Goal of the exercise —
Restate each of the lines below word for word and drop every picture.

Saved data entries —
=======

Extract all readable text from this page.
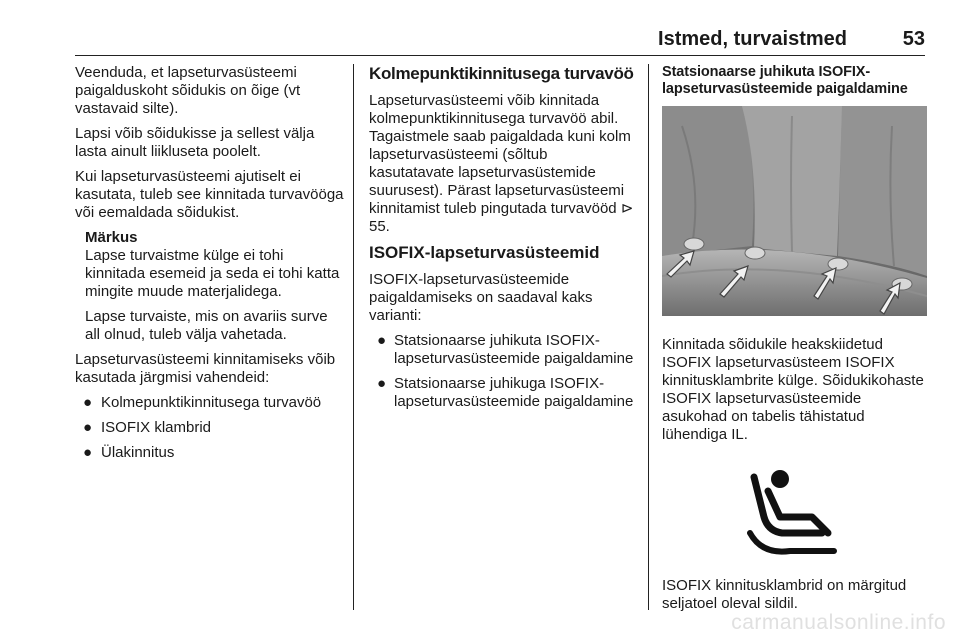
Istmed, turvaistmed	53

Veenduda, et lapseturvasüsteemi paigalduskoht sõidukis on õige (vt vastavaid silte).

Lapsi võib sõidukisse ja sellest välja lasta ainult liikluseta poolelt.

Kui lapseturvasüsteemi ajutiselt ei kasutata, tuleb see kinnitada turvavööga või eemaldada sõidukist.

Märkus

Lapse turvaistme külge ei tohi kinnitada esemeid ja seda ei tohi katta mingite muude materjalidega.

Lapse turvaiste, mis on avariis surve all olnud, tuleb välja vahetada.

Lapseturvasüsteemi kinnitamiseks võib kasutada järgmisi vahendeid:

● Kolmepunktikinnitusega turvavöö
● ISOFIX klambrid
● Ülakinnitus

Kolmepunktikinnitusega turvavöö

Lapseturvasüsteemi võib kinnitada kolmepunktikinnitusega turvavöö abil. Tagaistmele saab paigaldada kuni kolm lapseturvasüsteemi (sõltub kasutatavate lapseturvasüstemide suurusest). Pärast lapseturvasüsteemi kinnitamist tuleb pingutada turvavööd ⊳ 55.

ISOFIX-lapseturvasüsteemid

ISOFIX-lapseturvasüsteemide paigaldamiseks on saadaval kaks varianti:

● Statsionaarse juhikuta ISOFIX-lapseturvasüsteemide paigaldamine
● Statsionaarse juhikuga ISOFIX-lapseturvasüsteemide paigaldamine

Statsionaarse juhikuta ISOFIX-lapseturvasüsteemide paigaldamine

Kinnitada sõidukile heakskiidetud ISOFIX lapseturvasüsteem ISOFIX kinnitusklambrite külge. Sõidukikohaste ISOFIX lapseturvasüsteemide asukohad on tabelis tähistatud lühendiga IL.

ISOFIX kinnitusklambrid on märgitud seljatoel oleval sildil.

carmanualsonline.info
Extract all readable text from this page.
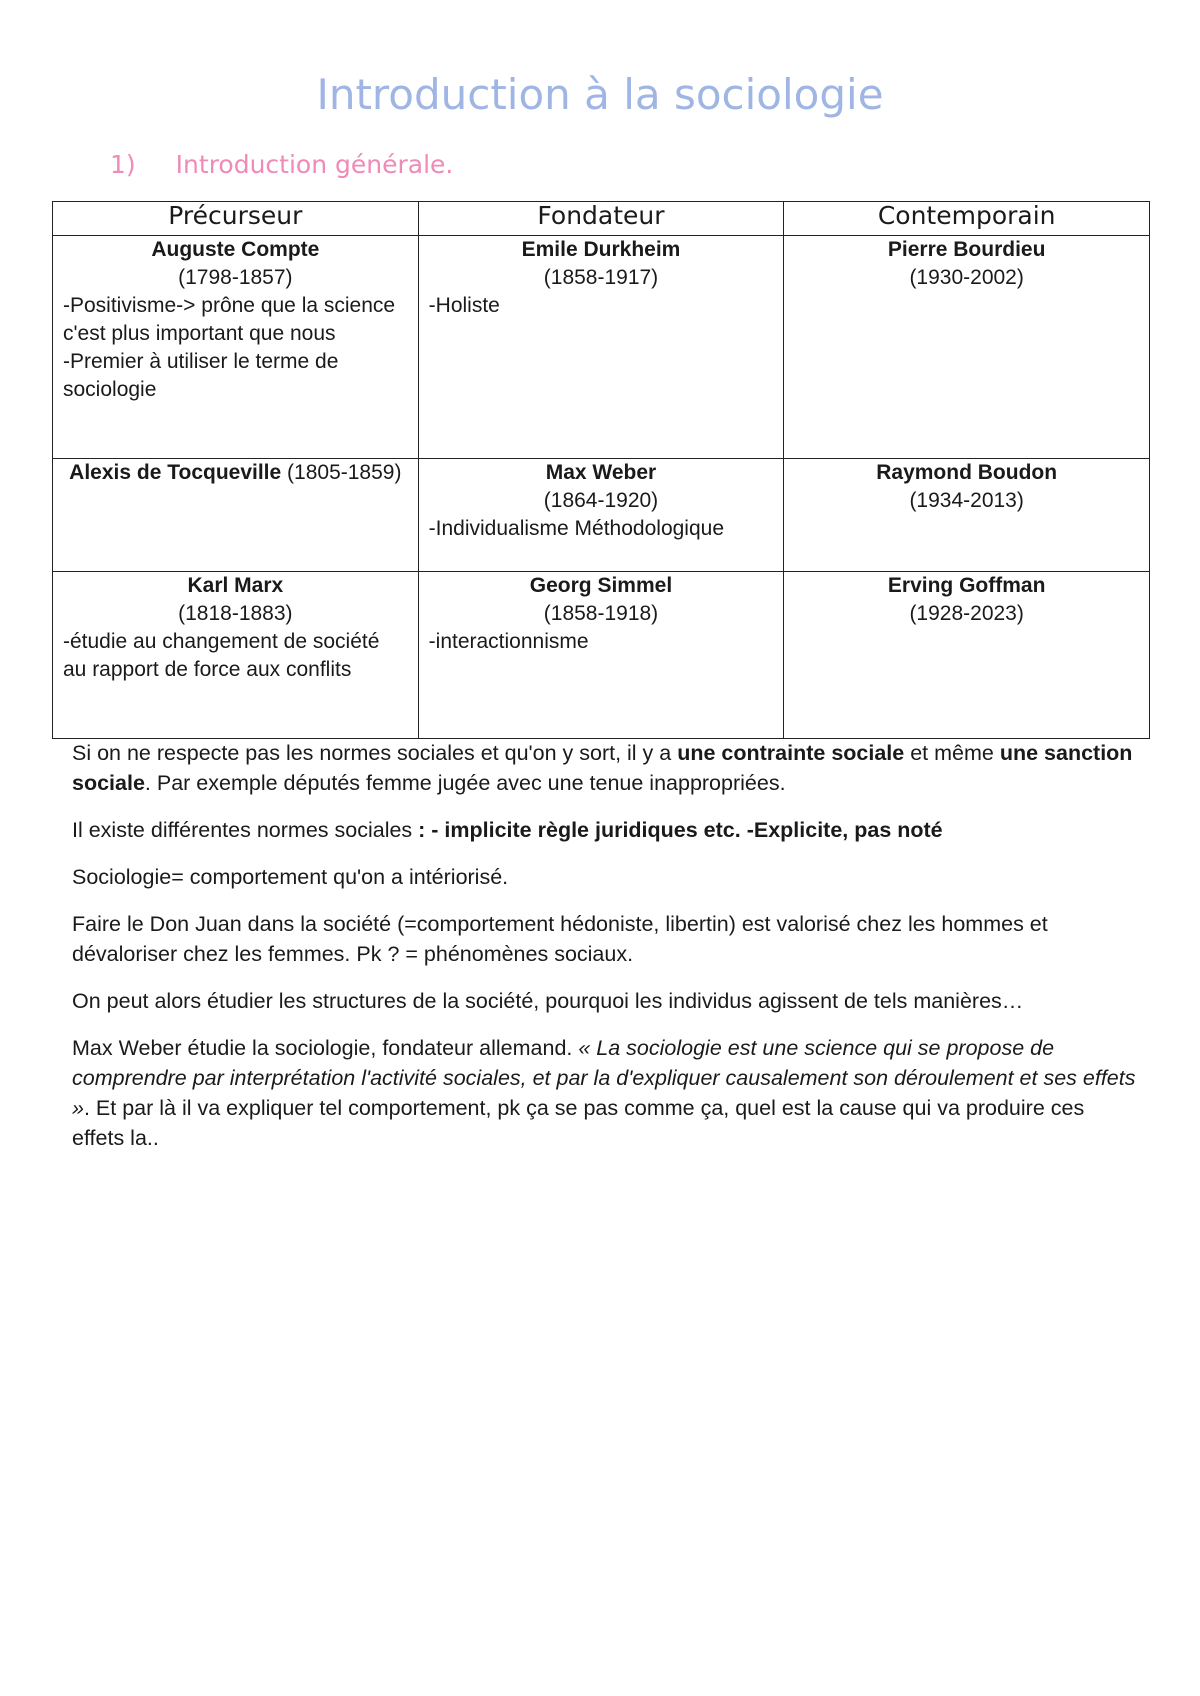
Introduction à la sociologie
1) Introduction générale.
Précurseur	Fondateur	Contemporain

Auguste Compte
(1798-1857)
-Positivisme-> prône que la science c'est plus important que nous
-Premier à utiliser le terme de sociologie	Emile Durkheim
(1858-1917)
-Holiste	Pierre Bourdieu
(1930-2002)

Alexis de Tocqueville (1805-1859)	Max Weber
(1864-1920)
-Individualisme Méthodologique	Raymond Boudon
(1934-2013)

Karl Marx
(1818-1883)
-étudie au changement de société au rapport de force aux conflits	Georg Simmel
(1858-1918)
-interactionnisme	Erving Goffman
(1928-2023)

Si on ne respecte pas les normes sociales et qu'on y sort, il y a une contrainte sociale et même une sanction sociale. Par exemple députés femme jugée avec une tenue inappropriées.

Il existe différentes normes sociales : - implicite règle juridiques etc. -Explicite, pas noté

Sociologie= comportement qu'on a intériorisé.

Faire le Don Juan dans la société (=comportement hédoniste, libertin) est valorisé chez les hommes et dévaloriser chez les femmes. Pk ? = phénomènes sociaux.

On peut alors étudier les structures de la société, pourquoi les individus agissent de tels manières…

Max Weber étudie la sociologie, fondateur allemand. « La sociologie est une science qui se propose de comprendre par interprétation l'activité sociales, et par la d'expliquer causalement son déroulement et ses effets ». Et par là il va expliquer tel comportement, pk ça se pas comme ça, quel est la cause qui va produire ces effets la..
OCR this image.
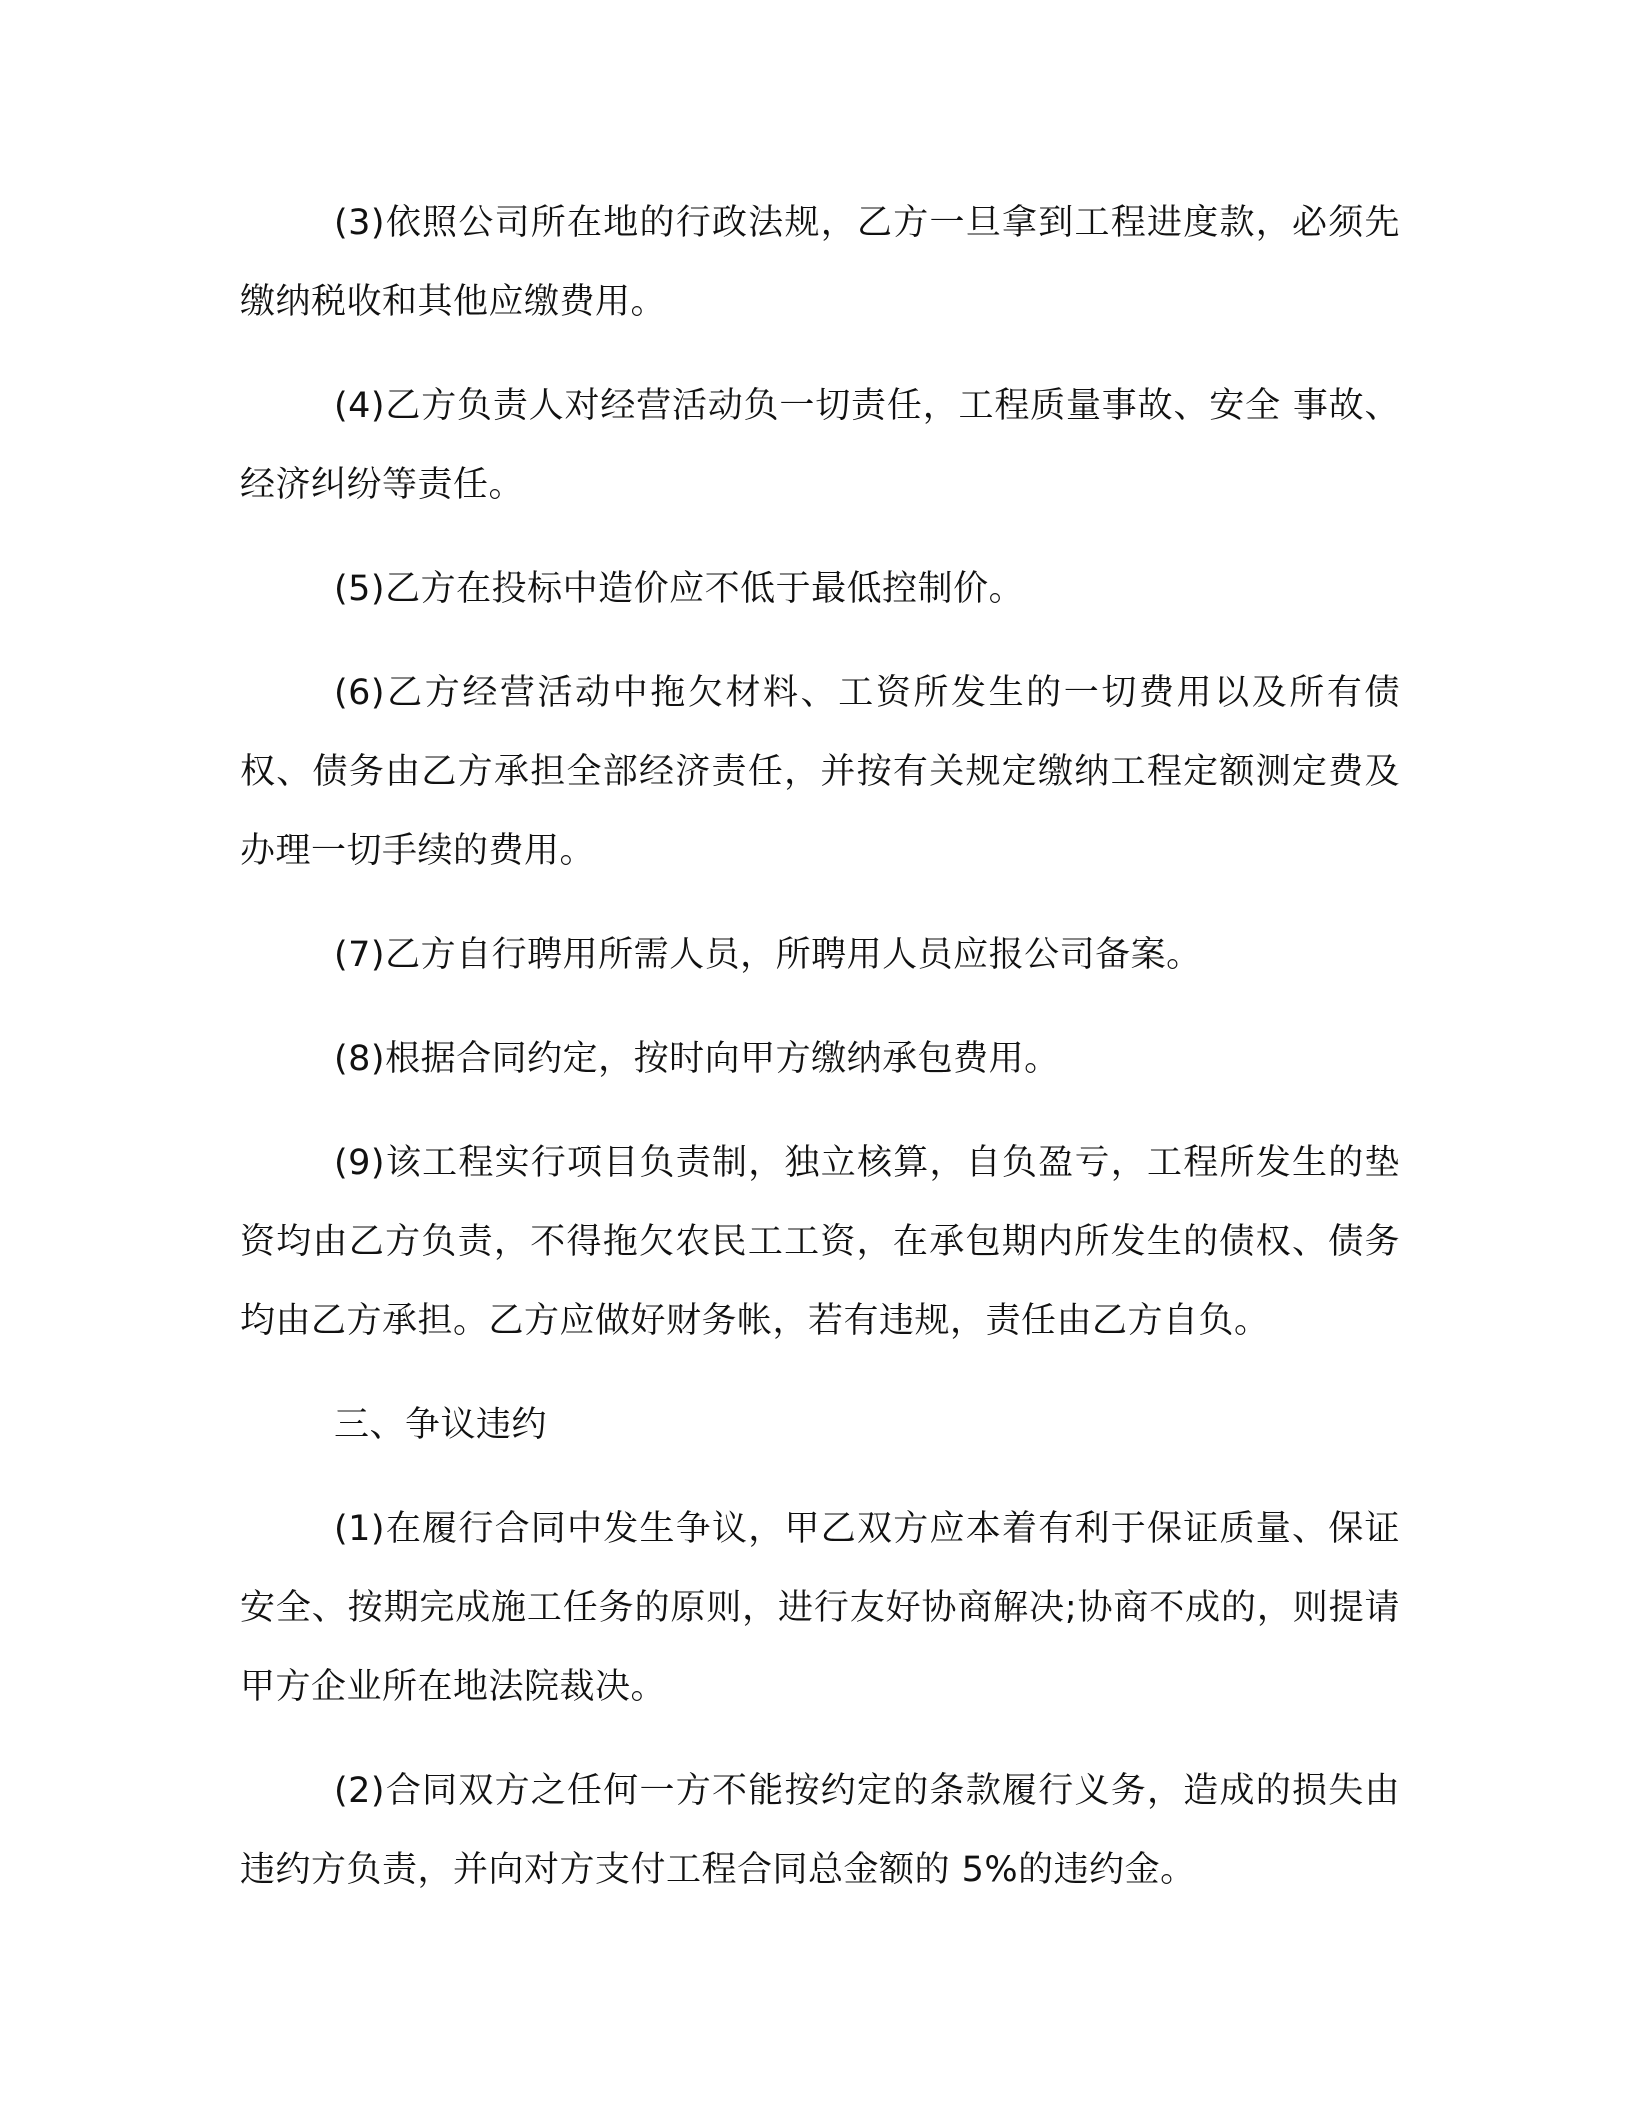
(3)依照公司所在地的行政法规，乙方一旦拿到工程进度款，必须先缴纳税收和其他应缴费用。

(4)乙方负责人对经营活动负一切责任，工程质量事故、安全 事故、经济纠纷等责任。

(5)乙方在投标中造价应不低于最低控制价。

(6)乙方经营活动中拖欠材料、工资所发生的一切费用以及所有债权、债务由乙方承担全部经济责任，并按有关规定缴纳工程定额测定费及办理一切手续的费用。

(7)乙方自行聘用所需人员，所聘用人员应报公司备案。

(8)根据合同约定，按时向甲方缴纳承包费用。

(9)该工程实行项目负责制，独立核算，自负盈亏，工程所发生的垫资均由乙方负责，不得拖欠农民工工资，在承包期内所发生的债权、债务均由乙方承担。乙方应做好财务帐，若有违规，责任由乙方自负。

三、争议违约

(1)在履行合同中发生争议，甲乙双方应本着有利于保证质量、保证安全、按期完成施工任务的原则，进行友好协商解决;协商不成的，则提请甲方企业所在地法院裁决。

(2)合同双方之任何一方不能按约定的条款履行义务，造成的损失由违约方负责，并向对方支付工程合同总金额的 5%的违约金。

=======

Answer to this problem —
Extract all readable text from this page.
Istmed, turvaistmed	53

Veenduda, et lapseturvasüsteemi paigalduskoht sõidukis on õige (vt vastavaid silte).

Lapsi võib sõidukisse ja sellest välja lasta ainult liikluseta poolelt.

Kui lapseturvasüsteemi ajutiselt ei kasutata, tuleb see kinnitada turvavööga või eemaldada sõidukist.

Märkus

Lapse turvaistme külge ei tohi kinnitada esemeid ja seda ei tohi katta mingite muude materjalidega.

Lapse turvaiste, mis on avariis surve all olnud, tuleb välja vahetada.

Lapseturvasüsteemi kinnitamiseks võib kasutada järgmisi vahendeid:

● Kolmepunktikinnitusega turvavöö
● ISOFIX klambrid
● Ülakinnitus

Kolmepunktikinnitusega turvavöö

Lapseturvasüsteemi võib kinnitada kolmepunktikinnitusega turvavöö abil. Tagaistmele saab paigaldada kuni kolm lapseturvasüsteemi (sõltub kasutatavate lapseturvasüstemide suurusest). Pärast lapseturvasüsteemi kinnitamist tuleb pingutada turvavööd ⊳ 55.

ISOFIX-lapseturvasüsteemid

ISOFIX-lapseturvasüsteemide paigaldamiseks on saadaval kaks varianti:

● Statsionaarse juhikuta ISOFIX-lapseturvasüsteemide paigaldamine
● Statsionaarse juhikuga ISOFIX-lapseturvasüsteemide paigaldamine

Statsionaarse juhikuta ISOFIX-lapseturvasüsteemide paigaldamine

Kinnitada sõidukile heakskiidetud ISOFIX lapseturvasüsteem ISOFIX kinnitusklambrite külge. Sõidukikohaste ISOFIX lapseturvasüsteemide asukohad on tabelis tähistatud lühendiga IL.

ISOFIX kinnitusklambrid on märgitud seljatoel oleval sildil.

carmanualsonline.info
Extract all readable text from this page.
Introduction à la sociologie
1) Introduction générale.
Précurseur	Fondateur	Contemporain

Auguste Compte
(1798-1857)
-Positivisme-> prône que la science c'est plus important que nous
-Premier à utiliser le terme de sociologie	Emile Durkheim
(1858-1917)
-Holiste	Pierre Bourdieu
(1930-2002)

Alexis de Tocqueville (1805-1859)	Max Weber
(1864-1920)
-Individualisme Méthodologique	Raymond Boudon
(1934-2013)

Karl Marx
(1818-1883)
-étudie au changement de société au rapport de force aux conflits	Georg Simmel
(1858-1918)
-interactionnisme	Erving Goffman
(1928-2023)

Si on ne respecte pas les normes sociales et qu'on y sort, il y a une contrainte sociale et même une sanction sociale. Par exemple députés femme jugée avec une tenue inappropriées.

Il existe différentes normes sociales : - implicite règle juridiques etc. -Explicite, pas noté

Sociologie= comportement qu'on a intériorisé.

Faire le Don Juan dans la société (=comportement hédoniste, libertin) est valorisé chez les hommes et dévaloriser chez les femmes. Pk ? = phénomènes sociaux.

On peut alors étudier les structures de la société, pourquoi les individus agissent de tels manières…

Max Weber étudie la sociologie, fondateur allemand. « La sociologie est une science qui se propose de comprendre par interprétation l'activité sociales, et par la d'expliquer causalement son déroulement et ses effets ». Et par là il va expliquer tel comportement, pk ça se pas comme ça, quel est la cause qui va produire ces effets la..
OCR this image.
(3)依照公司所在地的行政法规，乙方一旦拿到工程进度款，必须先缴纳税收和其他应缴费用。

(4)乙方负责人对经营活动负一切责任，工程质量事故、安全 事故、经济纠纷等责任。

(5)乙方在投标中造价应不低于最低控制价。

(6)乙方经营活动中拖欠材料、工资所发生的一切费用以及所有债权、债务由乙方承担全部经济责任，并按有关规定缴纳工程定额测定费及办理一切手续的费用。

(7)乙方自行聘用所需人员，所聘用人员应报公司备案。

(8)根据合同约定，按时向甲方缴纳承包费用。

(9)该工程实行项目负责制，独立核算，自负盈亏，工程所发生的垫资均由乙方负责，不得拖欠农民工工资，在承包期内所发生的债权、债务均由乙方承担。乙方应做好财务帐，若有违规，责任由乙方自负。

三、争议违约

(1)在履行合同中发生争议，甲乙双方应本着有利于保证质量、保证安全、按期完成施工任务的原则，进行友好协商解决;协商不成的，则提请甲方企业所在地法院裁决。

(2)合同双方之任何一方不能按约定的条款履行义务，造成的损失由违约方负责，并向对方支付工程合同总金额的 5%的违约金。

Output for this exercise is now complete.